◆ Written problem
Send back the records in full, character for character.

-- Start Stored rows --

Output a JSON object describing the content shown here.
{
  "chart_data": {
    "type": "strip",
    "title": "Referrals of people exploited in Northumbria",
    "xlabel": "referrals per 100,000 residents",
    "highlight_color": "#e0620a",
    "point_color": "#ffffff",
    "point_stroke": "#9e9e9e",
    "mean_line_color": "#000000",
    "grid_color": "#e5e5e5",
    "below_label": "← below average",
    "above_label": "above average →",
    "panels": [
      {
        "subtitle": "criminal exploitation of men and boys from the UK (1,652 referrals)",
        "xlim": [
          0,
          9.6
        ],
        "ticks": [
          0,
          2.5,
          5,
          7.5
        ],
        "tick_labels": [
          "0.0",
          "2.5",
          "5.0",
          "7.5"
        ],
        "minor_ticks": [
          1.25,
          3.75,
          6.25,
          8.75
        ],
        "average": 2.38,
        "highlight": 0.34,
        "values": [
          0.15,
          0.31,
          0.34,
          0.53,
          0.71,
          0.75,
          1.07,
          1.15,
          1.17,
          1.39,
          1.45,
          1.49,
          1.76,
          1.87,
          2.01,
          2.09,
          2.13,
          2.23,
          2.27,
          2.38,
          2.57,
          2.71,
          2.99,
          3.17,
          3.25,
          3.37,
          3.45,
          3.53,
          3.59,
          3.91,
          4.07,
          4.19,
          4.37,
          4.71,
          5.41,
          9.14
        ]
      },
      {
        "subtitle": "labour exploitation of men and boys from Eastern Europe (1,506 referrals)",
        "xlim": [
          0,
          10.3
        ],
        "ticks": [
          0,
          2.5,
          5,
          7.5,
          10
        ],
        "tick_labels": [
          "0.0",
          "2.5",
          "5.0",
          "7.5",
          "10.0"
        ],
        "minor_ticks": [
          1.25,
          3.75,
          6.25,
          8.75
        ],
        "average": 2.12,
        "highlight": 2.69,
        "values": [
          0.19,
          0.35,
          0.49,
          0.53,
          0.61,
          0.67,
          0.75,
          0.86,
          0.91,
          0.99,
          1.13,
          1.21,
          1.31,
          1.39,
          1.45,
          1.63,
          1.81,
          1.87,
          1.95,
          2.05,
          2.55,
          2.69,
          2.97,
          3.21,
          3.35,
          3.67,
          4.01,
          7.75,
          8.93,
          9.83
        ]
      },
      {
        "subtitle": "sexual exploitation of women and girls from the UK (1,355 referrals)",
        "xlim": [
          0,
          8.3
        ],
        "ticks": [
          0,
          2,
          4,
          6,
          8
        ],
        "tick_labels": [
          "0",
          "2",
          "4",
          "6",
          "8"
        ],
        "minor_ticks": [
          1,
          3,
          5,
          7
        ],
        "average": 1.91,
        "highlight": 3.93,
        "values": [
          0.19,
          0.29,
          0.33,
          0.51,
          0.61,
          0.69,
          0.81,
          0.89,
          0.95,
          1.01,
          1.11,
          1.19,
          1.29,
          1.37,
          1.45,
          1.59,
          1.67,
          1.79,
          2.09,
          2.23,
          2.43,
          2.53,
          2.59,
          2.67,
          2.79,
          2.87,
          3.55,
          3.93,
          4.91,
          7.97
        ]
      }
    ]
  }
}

-- End Stored rows --

◆ Response
Output a JSON object describing the content shown here.
{
  "chart_data": {
    "type": "strip",
    "title": "Referrals of people exploited in Northumbria",
    "xlabel": "referrals per 100,000 residents",
    "highlight_color": "#e0620a",
    "point_color": "#ffffff",
    "point_stroke": "#9e9e9e",
    "mean_line_color": "#000000",
    "grid_color": "#e5e5e5",
    "below_label": "← below average",
    "above_label": "above average →",
    "panels": [
      {
        "subtitle": "criminal exploitation of men and boys from the UK (1,652 referrals)",
        "xlim": [
          0,
          9.6
        ],
        "ticks": [
          0,
          2.5,
          5,
          7.5
        ],
        "tick_labels": [
          "0.0",
          "2.5",
          "5.0",
          "7.5"
        ],
        "minor_ticks": [
          1.25,
          3.75,
          6.25,
          8.75
        ],
        "average": 2.38,
        "highlight": 0.34,
        "values": [
          0.15,
          0.31,
          0.34,
          0.53,
          0.71,
          0.75,
          1.07,
          1.15,
          1.17,
          1.39,
          1.45,
          1.49,
          1.76,
          1.87,
          2.01,
          2.09,
          2.13,
          2.23,
          2.27,
          2.38,
          2.57,
          2.71,
          2.99,
          3.17,
          3.25,
          3.37,
          3.45,
          3.53,
          3.59,
          3.91,
          4.07,
          4.19,
          4.37,
          4.71,
          5.41,
          9.14
        ]
      },
      {
        "subtitle": "labour exploitation of men and boys from Eastern Europe (1,506 referrals)",
        "xlim": [
          0,
          10.3
        ],
        "ticks": [
          0,
          2.5,
          5,
          7.5,
          10
        ],
        "tick_labels": [
          "0.0",
          "2.5",
          "5.0",
          "7.5",
          "10.0"
        ],
        "minor_ticks": [
          1.25,
          3.75,
          6.25,
          8.75
        ],
        "average": 2.12,
        "highlight": 2.69,
        "values": [
          0.19,
          0.35,
          0.49,
          0.53,
          0.61,
          0.67,
          0.75,
          0.86,
          0.91,
          0.99,
          1.13,
          1.21,
          1.31,
          1.39,
          1.45,
          1.63,
          1.81,
          1.87,
          1.95,
          2.05,
          2.55,
          2.69,
          2.97,
          3.21,
          3.35,
          3.67,
          4.01,
          7.75,
          8.93,
          9.83
        ]
      },
      {
        "subtitle": "sexual exploitation of women and girls from the UK (1,355 referrals)",
        "xlim": [
          0,
          8.3
        ],
        "ticks": [
          0,
          2,
          4,
          6,
          8
        ],
        "tick_labels": [
          "0",
          "2",
          "4",
          "6",
          "8"
        ],
        "minor_ticks": [
          1,
          3,
          5,
          7
        ],
        "average": 1.91,
        "highlight": 3.93,
        "values": [
          0.19,
          0.29,
          0.33,
          0.51,
          0.61,
          0.69,
          0.81,
          0.89,
          0.95,
          1.01,
          1.11,
          1.19,
          1.29,
          1.37,
          1.45,
          1.59,
          1.67,
          1.79,
          2.09,
          2.23,
          2.43,
          2.53,
          2.59,
          2.67,
          2.79,
          2.87,
          3.55,
          3.93,
          4.91,
          7.97
        ]
      }
    ]
  }
}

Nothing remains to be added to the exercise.